== Dataset entries

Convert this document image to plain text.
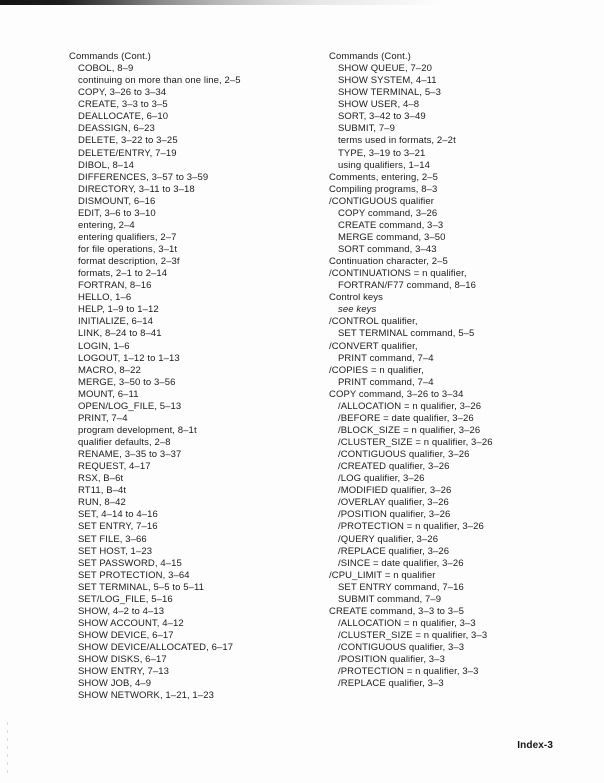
Commands (Cont.)
COBOL, 8–9
continuing on more than one line, 2–5
COPY, 3–26 to 3–34
CREATE, 3–3 to 3–5
DEALLOCATE, 6–10
DEASSIGN, 6–23
DELETE, 3–22 to 3–25
DELETE/ENTRY, 7–19
DIBOL, 8–14
DIFFERENCES, 3–57 to 3–59
DIRECTORY, 3–11 to 3–18
DISMOUNT, 6–16
EDIT, 3–6 to 3–10
entering, 2–4
entering qualifiers, 2–7
for file operations, 3–1t
format description, 2–3f
formats, 2–1 to 2–14
FORTRAN, 8–16
HELLO, 1–6
HELP, 1–9 to 1–12
INITIALIZE, 6–14
LINK, 8–24 to 8–41
LOGIN, 1–6
LOGOUT, 1–12 to 1–13
MACRO, 8–22
MERGE, 3–50 to 3–56
MOUNT, 6–11
OPEN/LOG_FILE, 5–13
PRINT, 7–4
program development, 8–1t
qualifier defaults, 2–8
RENAME, 3–35 to 3–37
REQUEST, 4–17
RSX, B–6t
RT11, B–4t
RUN, 8–42
SET, 4–14 to 4–16
SET ENTRY, 7–16
SET FILE, 3–66
SET HOST, 1–23
SET PASSWORD, 4–15
SET PROTECTION, 3–64
SET TERMINAL, 5–5 to 5–11
SET/LOG_FILE, 5–16
SHOW, 4–2 to 4–13
SHOW ACCOUNT, 4–12
SHOW DEVICE, 6–17
SHOW DEVICE/ALLOCATED, 6–17
SHOW DISKS, 6–17
SHOW ENTRY, 7–13
SHOW JOB, 4–9
SHOW NETWORK, 1–21, 1–23
Commands (Cont.)
SHOW QUEUE, 7–20
SHOW SYSTEM, 4–11
SHOW TERMINAL, 5–3
SHOW USER, 4–8
SORT, 3–42 to 3–49
SUBMIT, 7–9
terms used in formats, 2–2t
TYPE, 3–19 to 3–21
using qualifiers, 1–14
Comments, entering, 2–5
Compiling programs, 8–3
/CONTIGUOUS qualifier
COPY command, 3–26
CREATE command, 3–3
MERGE command, 3–50
SORT command, 3–43
Continuation character, 2–5
/CONTINUATIONS = n qualifier,
FORTRAN/F77 command, 8–16
Control keys
see keys
/CONTROL qualifier,
SET TERMINAL command, 5–5
/CONVERT qualifier,
PRINT command, 7–4
/COPIES = n qualifier,
PRINT command, 7–4
COPY command, 3–26 to 3–34
/ALLOCATION = n qualifier, 3–26
/BEFORE = date qualifier, 3–26
/BLOCK_SIZE = n qualifier, 3–26
/CLUSTER_SIZE = n qualifier, 3–26
/CONTIGUOUS qualifier, 3–26
/CREATED qualifier, 3–26
/LOG qualifier, 3–26
/MODIFIED qualifier, 3–26
/OVERLAY qualifier, 3–26
/POSITION qualifier, 3–26
/PROTECTION = n qualifier, 3–26
/QUERY qualifier, 3–26
/REPLACE qualifier, 3–26
/SINCE = date qualifier, 3–26
/CPU_LIMIT = n qualifier
SET ENTRY command, 7–16
SUBMIT command, 7–9
CREATE command, 3–3 to 3–5
/ALLOCATION = n qualifier, 3–3
/CLUSTER_SIZE = n qualifier, 3–3
/CONTIGUOUS qualifier, 3–3
/POSITION qualifier, 3–3
/PROTECTION = n qualifier, 3–3
/REPLACE qualifier, 3–3
Index-3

====

> [What this task involves] Transcribe the records above exactly, omitting every picture they contain.

> [Answer to the exercise]
Convert this document image to plain text.
Commands (Cont.)
COBOL, 8–9
continuing on more than one line, 2–5
COPY, 3–26 to 3–34
CREATE, 3–3 to 3–5
DEALLOCATE, 6–10
DEASSIGN, 6–23
DELETE, 3–22 to 3–25
DELETE/ENTRY, 7–19
DIBOL, 8–14
DIFFERENCES, 3–57 to 3–59
DIRECTORY, 3–11 to 3–18
DISMOUNT, 6–16
EDIT, 3–6 to 3–10
entering, 2–4
entering qualifiers, 2–7
for file operations, 3–1t
format description, 2–3f
formats, 2–1 to 2–14
FORTRAN, 8–16
HELLO, 1–6
HELP, 1–9 to 1–12
INITIALIZE, 6–14
LINK, 8–24 to 8–41
LOGIN, 1–6
LOGOUT, 1–12 to 1–13
MACRO, 8–22
MERGE, 3–50 to 3–56
MOUNT, 6–11
OPEN/LOG_FILE, 5–13
PRINT, 7–4
program development, 8–1t
qualifier defaults, 2–8
RENAME, 3–35 to 3–37
REQUEST, 4–17
RSX, B–6t
RT11, B–4t
RUN, 8–42
SET, 4–14 to 4–16
SET ENTRY, 7–16
SET FILE, 3–66
SET HOST, 1–23
SET PASSWORD, 4–15
SET PROTECTION, 3–64
SET TERMINAL, 5–5 to 5–11
SET/LOG_FILE, 5–16
SHOW, 4–2 to 4–13
SHOW ACCOUNT, 4–12
SHOW DEVICE, 6–17
SHOW DEVICE/ALLOCATED, 6–17
SHOW DISKS, 6–17
SHOW ENTRY, 7–13
SHOW JOB, 4–9
SHOW NETWORK, 1–21, 1–23
Commands (Cont.)
SHOW QUEUE, 7–20
SHOW SYSTEM, 4–11
SHOW TERMINAL, 5–3
SHOW USER, 4–8
SORT, 3–42 to 3–49
SUBMIT, 7–9
terms used in formats, 2–2t
TYPE, 3–19 to 3–21
using qualifiers, 1–14
Comments, entering, 2–5
Compiling programs, 8–3
/CONTIGUOUS qualifier
COPY command, 3–26
CREATE command, 3–3
MERGE command, 3–50
SORT command, 3–43
Continuation character, 2–5
/CONTINUATIONS = n qualifier,
FORTRAN/F77 command, 8–16
Control keys
see keys
/CONTROL qualifier,
SET TERMINAL command, 5–5
/CONVERT qualifier,
PRINT command, 7–4
/COPIES = n qualifier,
PRINT command, 7–4
COPY command, 3–26 to 3–34
/ALLOCATION = n qualifier, 3–26
/BEFORE = date qualifier, 3–26
/BLOCK_SIZE = n qualifier, 3–26
/CLUSTER_SIZE = n qualifier, 3–26
/CONTIGUOUS qualifier, 3–26
/CREATED qualifier, 3–26
/LOG qualifier, 3–26
/MODIFIED qualifier, 3–26
/OVERLAY qualifier, 3–26
/POSITION qualifier, 3–26
/PROTECTION = n qualifier, 3–26
/QUERY qualifier, 3–26
/REPLACE qualifier, 3–26
/SINCE = date qualifier, 3–26
/CPU_LIMIT = n qualifier
SET ENTRY command, 7–16
SUBMIT command, 7–9
CREATE command, 3–3 to 3–5
/ALLOCATION = n qualifier, 3–3
/CLUSTER_SIZE = n qualifier, 3–3
/CONTIGUOUS qualifier, 3–3
/POSITION qualifier, 3–3
/PROTECTION = n qualifier, 3–3
/REPLACE qualifier, 3–3
Index-3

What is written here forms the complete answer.